:: DATA

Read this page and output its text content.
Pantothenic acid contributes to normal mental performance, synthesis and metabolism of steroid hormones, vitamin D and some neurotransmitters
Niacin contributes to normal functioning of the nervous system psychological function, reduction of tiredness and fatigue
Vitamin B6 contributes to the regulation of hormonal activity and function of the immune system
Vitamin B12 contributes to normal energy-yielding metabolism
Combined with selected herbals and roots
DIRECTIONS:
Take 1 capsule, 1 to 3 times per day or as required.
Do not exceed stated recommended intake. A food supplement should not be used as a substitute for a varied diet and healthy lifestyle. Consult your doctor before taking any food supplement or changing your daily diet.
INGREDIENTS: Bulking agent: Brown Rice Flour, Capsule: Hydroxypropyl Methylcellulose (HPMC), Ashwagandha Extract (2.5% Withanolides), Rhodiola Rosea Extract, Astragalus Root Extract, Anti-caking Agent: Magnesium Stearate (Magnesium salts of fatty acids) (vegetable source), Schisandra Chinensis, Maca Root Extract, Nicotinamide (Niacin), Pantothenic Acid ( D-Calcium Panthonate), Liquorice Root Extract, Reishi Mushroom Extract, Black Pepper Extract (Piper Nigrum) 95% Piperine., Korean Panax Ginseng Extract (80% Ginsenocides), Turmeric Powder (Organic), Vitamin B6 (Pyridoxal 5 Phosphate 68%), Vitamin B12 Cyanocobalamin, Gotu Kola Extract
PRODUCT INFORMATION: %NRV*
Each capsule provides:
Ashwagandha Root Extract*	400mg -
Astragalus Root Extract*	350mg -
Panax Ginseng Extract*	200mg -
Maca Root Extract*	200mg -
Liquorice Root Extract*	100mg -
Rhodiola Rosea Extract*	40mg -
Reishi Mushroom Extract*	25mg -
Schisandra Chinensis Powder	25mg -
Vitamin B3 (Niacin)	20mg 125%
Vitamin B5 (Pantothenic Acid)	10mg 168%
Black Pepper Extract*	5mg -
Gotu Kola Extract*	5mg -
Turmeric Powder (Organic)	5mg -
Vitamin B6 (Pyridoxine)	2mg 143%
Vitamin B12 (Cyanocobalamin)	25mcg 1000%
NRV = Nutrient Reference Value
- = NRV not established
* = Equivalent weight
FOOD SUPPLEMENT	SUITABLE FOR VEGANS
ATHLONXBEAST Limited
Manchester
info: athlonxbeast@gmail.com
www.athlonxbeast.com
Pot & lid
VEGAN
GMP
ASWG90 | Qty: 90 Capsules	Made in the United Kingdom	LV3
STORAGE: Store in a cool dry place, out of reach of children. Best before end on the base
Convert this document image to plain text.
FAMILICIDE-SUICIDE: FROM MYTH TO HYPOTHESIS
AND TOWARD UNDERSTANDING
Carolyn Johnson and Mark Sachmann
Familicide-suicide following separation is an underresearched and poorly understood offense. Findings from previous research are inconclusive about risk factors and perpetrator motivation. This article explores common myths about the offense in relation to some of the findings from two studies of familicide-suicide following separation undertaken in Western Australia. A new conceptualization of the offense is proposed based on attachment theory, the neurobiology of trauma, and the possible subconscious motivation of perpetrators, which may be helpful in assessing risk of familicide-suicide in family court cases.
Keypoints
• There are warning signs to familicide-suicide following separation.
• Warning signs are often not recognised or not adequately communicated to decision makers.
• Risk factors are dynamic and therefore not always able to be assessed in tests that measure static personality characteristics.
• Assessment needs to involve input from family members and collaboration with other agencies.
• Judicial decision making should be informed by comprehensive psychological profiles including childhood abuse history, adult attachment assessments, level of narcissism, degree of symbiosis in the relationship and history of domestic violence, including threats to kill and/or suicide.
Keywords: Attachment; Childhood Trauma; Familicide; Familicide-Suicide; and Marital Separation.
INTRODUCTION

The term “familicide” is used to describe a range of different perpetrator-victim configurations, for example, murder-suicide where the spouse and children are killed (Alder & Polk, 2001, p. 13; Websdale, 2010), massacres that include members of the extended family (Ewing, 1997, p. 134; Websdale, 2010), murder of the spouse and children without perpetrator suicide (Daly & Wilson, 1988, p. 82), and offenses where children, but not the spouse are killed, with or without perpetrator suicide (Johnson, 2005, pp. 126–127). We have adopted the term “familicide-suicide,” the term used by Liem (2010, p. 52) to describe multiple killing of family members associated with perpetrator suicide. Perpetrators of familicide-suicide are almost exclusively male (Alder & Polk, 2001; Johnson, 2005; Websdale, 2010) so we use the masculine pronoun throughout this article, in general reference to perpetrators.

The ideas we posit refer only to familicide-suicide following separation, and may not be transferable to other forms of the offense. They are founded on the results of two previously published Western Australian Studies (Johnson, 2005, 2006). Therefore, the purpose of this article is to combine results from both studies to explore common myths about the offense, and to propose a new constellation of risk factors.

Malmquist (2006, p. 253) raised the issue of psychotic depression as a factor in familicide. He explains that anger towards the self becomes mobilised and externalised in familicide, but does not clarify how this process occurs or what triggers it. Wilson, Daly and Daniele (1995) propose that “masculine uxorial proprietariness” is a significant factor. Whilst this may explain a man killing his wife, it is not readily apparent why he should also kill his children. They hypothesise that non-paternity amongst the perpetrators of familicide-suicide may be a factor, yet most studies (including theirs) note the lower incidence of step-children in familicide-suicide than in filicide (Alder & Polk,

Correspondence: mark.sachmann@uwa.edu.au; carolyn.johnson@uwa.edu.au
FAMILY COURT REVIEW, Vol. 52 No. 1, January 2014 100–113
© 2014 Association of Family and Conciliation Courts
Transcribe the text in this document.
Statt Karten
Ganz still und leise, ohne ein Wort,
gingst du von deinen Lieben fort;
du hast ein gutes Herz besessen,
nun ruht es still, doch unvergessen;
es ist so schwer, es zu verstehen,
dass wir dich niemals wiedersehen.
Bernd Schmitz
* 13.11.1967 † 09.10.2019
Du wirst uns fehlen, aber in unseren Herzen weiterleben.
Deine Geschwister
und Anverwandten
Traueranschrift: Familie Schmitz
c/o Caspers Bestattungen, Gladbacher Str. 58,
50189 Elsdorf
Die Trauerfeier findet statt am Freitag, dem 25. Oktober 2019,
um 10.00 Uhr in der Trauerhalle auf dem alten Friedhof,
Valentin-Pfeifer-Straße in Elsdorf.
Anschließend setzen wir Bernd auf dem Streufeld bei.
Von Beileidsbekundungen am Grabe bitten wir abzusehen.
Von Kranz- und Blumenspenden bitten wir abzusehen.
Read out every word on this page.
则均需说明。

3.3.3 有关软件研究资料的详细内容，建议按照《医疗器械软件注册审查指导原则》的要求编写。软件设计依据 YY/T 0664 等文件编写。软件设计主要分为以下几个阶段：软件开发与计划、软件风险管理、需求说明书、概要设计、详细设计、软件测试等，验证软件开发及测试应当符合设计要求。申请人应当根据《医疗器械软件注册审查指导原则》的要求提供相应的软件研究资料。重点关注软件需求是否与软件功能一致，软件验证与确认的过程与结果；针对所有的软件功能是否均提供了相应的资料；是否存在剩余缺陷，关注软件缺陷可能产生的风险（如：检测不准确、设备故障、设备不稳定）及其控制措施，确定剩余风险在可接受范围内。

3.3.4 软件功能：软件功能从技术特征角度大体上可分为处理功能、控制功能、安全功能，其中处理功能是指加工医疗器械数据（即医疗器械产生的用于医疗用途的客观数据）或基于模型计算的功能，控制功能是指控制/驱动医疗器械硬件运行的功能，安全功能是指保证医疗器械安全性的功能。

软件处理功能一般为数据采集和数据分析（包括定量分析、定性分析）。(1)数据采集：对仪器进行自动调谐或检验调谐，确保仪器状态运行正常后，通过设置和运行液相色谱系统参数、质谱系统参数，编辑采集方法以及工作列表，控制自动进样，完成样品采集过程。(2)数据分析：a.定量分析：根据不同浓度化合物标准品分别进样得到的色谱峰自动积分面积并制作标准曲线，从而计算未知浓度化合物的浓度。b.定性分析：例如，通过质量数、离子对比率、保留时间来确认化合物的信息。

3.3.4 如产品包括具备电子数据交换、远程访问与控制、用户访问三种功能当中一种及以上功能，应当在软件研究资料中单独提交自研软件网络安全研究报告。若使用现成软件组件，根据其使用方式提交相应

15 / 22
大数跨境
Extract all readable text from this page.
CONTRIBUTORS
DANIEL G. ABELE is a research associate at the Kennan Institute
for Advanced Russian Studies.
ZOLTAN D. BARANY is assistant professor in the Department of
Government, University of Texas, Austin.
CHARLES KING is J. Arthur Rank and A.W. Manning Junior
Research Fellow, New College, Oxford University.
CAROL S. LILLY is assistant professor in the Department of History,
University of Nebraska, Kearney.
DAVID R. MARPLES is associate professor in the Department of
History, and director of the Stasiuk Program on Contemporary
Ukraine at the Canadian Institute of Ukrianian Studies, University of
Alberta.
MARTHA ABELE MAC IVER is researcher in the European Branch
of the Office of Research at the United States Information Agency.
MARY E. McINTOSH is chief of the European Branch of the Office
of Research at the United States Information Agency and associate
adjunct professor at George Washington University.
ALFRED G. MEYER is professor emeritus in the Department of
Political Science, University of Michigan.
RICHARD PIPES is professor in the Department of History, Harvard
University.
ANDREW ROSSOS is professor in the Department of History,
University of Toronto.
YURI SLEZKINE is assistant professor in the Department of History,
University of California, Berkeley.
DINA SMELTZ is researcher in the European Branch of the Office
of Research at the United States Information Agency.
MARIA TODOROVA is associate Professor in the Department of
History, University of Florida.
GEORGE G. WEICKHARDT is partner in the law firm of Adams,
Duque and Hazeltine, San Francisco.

::::

#### SET EXERCISE:
Search the entries for the word "Kola", then list each line that holds it.

#### RIGHT ANSWER:
INGREDIENTS: Bulking agent: Brown Rice Flour, Capsule: Hydroxypropyl Methylcellulose (HPMC), Ashwagandha Extract (2.5% Withanolides), Rhodiola Rosea Extract, Astragalus Root Extract, Anti-caking Agent: Magnesium Stearate (Magnesium salts of fatty acids) (vegetable source), Schisandra Chinensis, Maca Root Extract, Nicotinamide (Niacin), Pantothenic Acid ( D-Calcium Panthonate), Liquorice Root Extract, Reishi Mushroom Extract, Black Pepper Extract (Piper Nigrum) 95% Piperine., Korean Panax Ginseng Extract (80% Ginsenocides), Turmeric Powder (Organic), Vitamin B6 (Pyridoxal 5 Phosphate 68%), Vitamin B12 Cyanocobalamin, Gotu Kola Extract
Gotu Kola Extract*	5mg -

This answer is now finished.